### To do
Write out every entry exactly as it appears.

- - -

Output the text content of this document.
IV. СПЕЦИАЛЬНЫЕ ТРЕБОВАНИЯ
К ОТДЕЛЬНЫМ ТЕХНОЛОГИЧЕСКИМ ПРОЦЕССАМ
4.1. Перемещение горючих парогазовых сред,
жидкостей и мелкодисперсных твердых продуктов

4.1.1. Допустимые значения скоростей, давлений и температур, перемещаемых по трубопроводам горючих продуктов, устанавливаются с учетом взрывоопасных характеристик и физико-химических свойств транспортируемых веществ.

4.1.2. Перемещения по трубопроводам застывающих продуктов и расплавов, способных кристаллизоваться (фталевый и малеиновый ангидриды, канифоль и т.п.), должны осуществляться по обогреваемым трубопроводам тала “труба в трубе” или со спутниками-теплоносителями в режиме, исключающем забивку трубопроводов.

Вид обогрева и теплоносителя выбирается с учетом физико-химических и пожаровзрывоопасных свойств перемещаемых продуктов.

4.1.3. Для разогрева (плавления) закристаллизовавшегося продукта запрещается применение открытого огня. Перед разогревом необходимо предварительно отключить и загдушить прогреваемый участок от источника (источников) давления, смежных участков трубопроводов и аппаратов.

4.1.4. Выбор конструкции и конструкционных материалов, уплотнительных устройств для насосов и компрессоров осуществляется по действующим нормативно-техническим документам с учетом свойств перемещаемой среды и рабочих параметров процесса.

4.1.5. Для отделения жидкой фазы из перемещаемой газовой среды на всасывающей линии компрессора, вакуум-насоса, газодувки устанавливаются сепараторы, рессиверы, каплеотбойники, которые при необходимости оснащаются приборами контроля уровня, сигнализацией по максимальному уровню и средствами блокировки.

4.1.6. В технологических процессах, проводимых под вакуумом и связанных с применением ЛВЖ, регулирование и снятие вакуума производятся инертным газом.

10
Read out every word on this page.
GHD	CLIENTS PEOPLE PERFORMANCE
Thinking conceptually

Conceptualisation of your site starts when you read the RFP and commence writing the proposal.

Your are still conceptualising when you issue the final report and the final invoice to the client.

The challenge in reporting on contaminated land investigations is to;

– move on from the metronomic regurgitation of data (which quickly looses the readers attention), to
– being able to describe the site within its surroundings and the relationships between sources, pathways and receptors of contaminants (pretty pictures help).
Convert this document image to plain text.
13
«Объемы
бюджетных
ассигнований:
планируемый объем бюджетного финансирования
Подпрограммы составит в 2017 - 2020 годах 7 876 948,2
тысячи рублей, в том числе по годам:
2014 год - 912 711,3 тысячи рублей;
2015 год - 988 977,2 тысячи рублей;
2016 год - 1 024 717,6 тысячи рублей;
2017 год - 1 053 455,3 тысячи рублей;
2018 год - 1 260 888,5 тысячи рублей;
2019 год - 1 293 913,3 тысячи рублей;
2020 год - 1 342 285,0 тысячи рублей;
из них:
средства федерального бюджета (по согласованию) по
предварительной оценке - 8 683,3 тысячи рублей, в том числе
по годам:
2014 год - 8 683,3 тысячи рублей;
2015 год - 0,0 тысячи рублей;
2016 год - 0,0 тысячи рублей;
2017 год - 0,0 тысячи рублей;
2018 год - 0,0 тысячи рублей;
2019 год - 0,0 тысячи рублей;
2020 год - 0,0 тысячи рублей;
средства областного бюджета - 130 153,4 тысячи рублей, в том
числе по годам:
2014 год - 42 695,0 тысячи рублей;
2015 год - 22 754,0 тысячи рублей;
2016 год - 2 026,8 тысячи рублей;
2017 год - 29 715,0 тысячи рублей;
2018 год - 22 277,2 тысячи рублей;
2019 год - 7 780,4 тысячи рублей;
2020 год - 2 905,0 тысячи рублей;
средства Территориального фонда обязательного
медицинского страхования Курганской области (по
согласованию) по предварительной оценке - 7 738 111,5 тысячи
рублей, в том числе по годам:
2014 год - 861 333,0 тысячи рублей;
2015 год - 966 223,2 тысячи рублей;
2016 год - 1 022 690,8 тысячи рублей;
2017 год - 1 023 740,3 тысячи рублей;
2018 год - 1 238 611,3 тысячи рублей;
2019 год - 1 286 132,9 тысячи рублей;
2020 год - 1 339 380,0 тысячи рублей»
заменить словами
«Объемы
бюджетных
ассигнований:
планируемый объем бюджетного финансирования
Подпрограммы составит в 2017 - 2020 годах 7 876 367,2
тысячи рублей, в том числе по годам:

- - -

### The answer
Output the text content of this document.
IV. СПЕЦИАЛЬНЫЕ ТРЕБОВАНИЯ
К ОТДЕЛЬНЫМ ТЕХНОЛОГИЧЕСКИМ ПРОЦЕССАМ
4.1. Перемещение горючих парогазовых сред,
жидкостей и мелкодисперсных твердых продуктов

4.1.1. Допустимые значения скоростей, давлений и температур, перемещаемых по трубопроводам горючих продуктов, устанавливаются с учетом взрывоопасных характеристик и физико-химических свойств транспортируемых веществ.

4.1.2. Перемещения по трубопроводам застывающих продуктов и расплавов, способных кристаллизоваться (фталевый и малеиновый ангидриды, канифоль и т.п.), должны осуществляться по обогреваемым трубопроводам тала “труба в трубе” или со спутниками-теплоносителями в режиме, исключающем забивку трубопроводов.

Вид обогрева и теплоносителя выбирается с учетом физико-химических и пожаровзрывоопасных свойств перемещаемых продуктов.

4.1.3. Для разогрева (плавления) закристаллизовавшегося продукта запрещается применение открытого огня. Перед разогревом необходимо предварительно отключить и загдушить прогреваемый участок от источника (источников) давления, смежных участков трубопроводов и аппаратов.

4.1.4. Выбор конструкции и конструкционных материалов, уплотнительных устройств для насосов и компрессоров осуществляется по действующим нормативно-техническим документам с учетом свойств перемещаемой среды и рабочих параметров процесса.

4.1.5. Для отделения жидкой фазы из перемещаемой газовой среды на всасывающей линии компрессора, вакуум-насоса, газодувки устанавливаются сепараторы, рессиверы, каплеотбойники, которые при необходимости оснащаются приборами контроля уровня, сигнализацией по максимальному уровню и средствами блокировки.

4.1.6. В технологических процессах, проводимых под вакуумом и связанных с применением ЛВЖ, регулирование и снятие вакуума производятся инертным газом.

10
Read out every word on this page.
GHD	CLIENTS PEOPLE PERFORMANCE
Thinking conceptually

Conceptualisation of your site starts when you read the RFP and commence writing the proposal.

Your are still conceptualising when you issue the final report and the final invoice to the client.

The challenge in reporting on contaminated land investigations is to;

– move on from the metronomic regurgitation of data (which quickly looses the readers attention), to
– being able to describe the site within its surroundings and the relationships between sources, pathways and receptors of contaminants (pretty pictures help).
Convert this document image to plain text.
13
«Объемы
бюджетных
ассигнований:
планируемый объем бюджетного финансирования
Подпрограммы составит в 2017 - 2020 годах 7 876 948,2
тысячи рублей, в том числе по годам:
2014 год - 912 711,3 тысячи рублей;
2015 год - 988 977,2 тысячи рублей;
2016 год - 1 024 717,6 тысячи рублей;
2017 год - 1 053 455,3 тысячи рублей;
2018 год - 1 260 888,5 тысячи рублей;
2019 год - 1 293 913,3 тысячи рублей;
2020 год - 1 342 285,0 тысячи рублей;
из них:
средства федерального бюджета (по согласованию) по
предварительной оценке - 8 683,3 тысячи рублей, в том числе
по годам:
2014 год - 8 683,3 тысячи рублей;
2015 год - 0,0 тысячи рублей;
2016 год - 0,0 тысячи рублей;
2017 год - 0,0 тысячи рублей;
2018 год - 0,0 тысячи рублей;
2019 год - 0,0 тысячи рублей;
2020 год - 0,0 тысячи рублей;
средства областного бюджета - 130 153,4 тысячи рублей, в том
числе по годам:
2014 год - 42 695,0 тысячи рублей;
2015 год - 22 754,0 тысячи рублей;
2016 год - 2 026,8 тысячи рублей;
2017 год - 29 715,0 тысячи рублей;
2018 год - 22 277,2 тысячи рублей;
2019 год - 7 780,4 тысячи рублей;
2020 год - 2 905,0 тысячи рублей;
средства Территориального фонда обязательного
медицинского страхования Курганской области (по
согласованию) по предварительной оценке - 7 738 111,5 тысячи
рублей, в том числе по годам:
2014 год - 861 333,0 тысячи рублей;
2015 год - 966 223,2 тысячи рублей;
2016 год - 1 022 690,8 тысячи рублей;
2017 год - 1 023 740,3 тысячи рублей;
2018 год - 1 238 611,3 тысячи рублей;
2019 год - 1 286 132,9 тысячи рублей;
2020 год - 1 339 380,0 тысячи рублей»
заменить словами
«Объемы
бюджетных
ассигнований:
планируемый объем бюджетного финансирования
Подпрограммы составит в 2017 - 2020 годах 7 876 367,2
тысячи рублей, в том числе по годам:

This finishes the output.